Raw records =
┌──
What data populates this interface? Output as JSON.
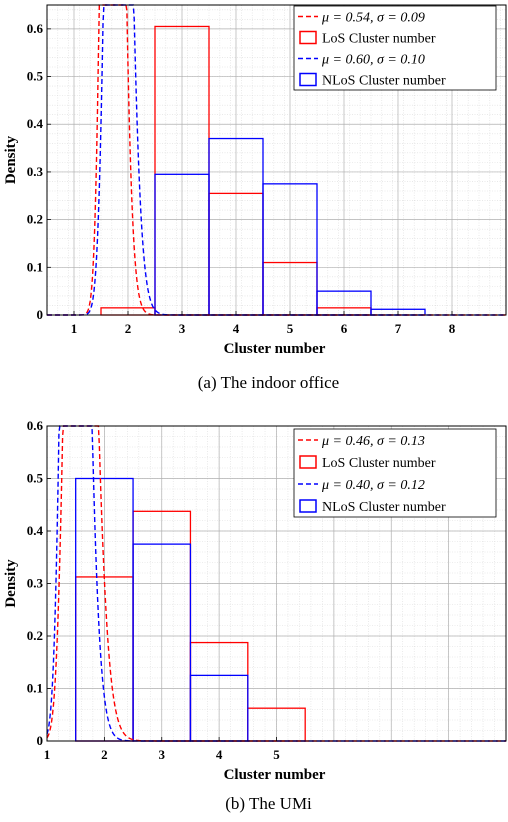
{
  "chart_data": [
    {
      "type": "bar",
      "subcaption": "(a) The indoor office",
      "xlabel": "Cluster number",
      "ylabel": "Density",
      "xlim": [
        0.5,
        9
      ],
      "ylim": [
        0,
        0.65
      ],
      "xticks": [
        1,
        2,
        3,
        4,
        5,
        6,
        7,
        8
      ],
      "yticks": [
        0,
        0.1,
        0.2,
        0.3,
        0.4,
        0.5,
        0.6
      ],
      "grid": true,
      "minor_grid": true,
      "legend_position": "top-right",
      "legend": [
        "μ = 0.54, σ = 0.09",
        "LoS Cluster number",
        "μ = 0.60, σ = 0.10",
        "NLoS Cluster number"
      ],
      "series": [
        {
          "kind": "histogram",
          "color": "#ff0000",
          "categories": [
            2,
            3,
            4,
            5,
            6
          ],
          "values": [
            0.015,
            0.605,
            0.255,
            0.11,
            0.015
          ]
        },
        {
          "kind": "histogram",
          "color": "#0000ff",
          "categories": [
            3,
            4,
            5,
            6,
            7
          ],
          "values": [
            0.295,
            0.37,
            0.275,
            0.05,
            0.012
          ]
        },
        {
          "kind": "lognormal-curve",
          "color": "#ff0000",
          "mu": 0.54,
          "sigma": 0.09
        },
        {
          "kind": "lognormal-curve",
          "color": "#0000ff",
          "mu": 0.6,
          "sigma": 0.1
        }
      ]
    },
    {
      "type": "bar",
      "subcaption": "(b) The UMi",
      "xlabel": "Cluster number",
      "ylabel": "Density",
      "xlim": [
        1,
        9
      ],
      "ylim": [
        0,
        0.6
      ],
      "xticks": [
        1,
        2,
        3,
        4,
        5
      ],
      "yticks": [
        0,
        0.1,
        0.2,
        0.3,
        0.4,
        0.5,
        0.6
      ],
      "grid": true,
      "minor_grid": true,
      "legend_position": "top-right",
      "legend": [
        "μ = 0.46, σ = 0.13",
        "LoS Cluster number",
        "μ = 0.40, σ = 0.12",
        "NLoS Cluster number"
      ],
      "series": [
        {
          "kind": "histogram",
          "color": "#ff0000",
          "categories": [
            2,
            3,
            4,
            5
          ],
          "values": [
            0.3125,
            0.4375,
            0.1875,
            0.0625
          ]
        },
        {
          "kind": "histogram",
          "color": "#0000ff",
          "categories": [
            2,
            3,
            4
          ],
          "values": [
            0.5,
            0.375,
            0.125
          ]
        },
        {
          "kind": "lognormal-curve",
          "color": "#ff0000",
          "mu": 0.46,
          "sigma": 0.13
        },
        {
          "kind": "lognormal-curve",
          "color": "#0000ff",
          "mu": 0.4,
          "sigma": 0.12
        }
      ]
    }
  ]
}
└──
WORK TO BE COMPLETED =
Gather up, from the records above, each line where the word "subcaption" appears.

CORRECT ANSWER =
      "subcaption": "(a) The indoor office",
      "subcaption": "(b) The UMi",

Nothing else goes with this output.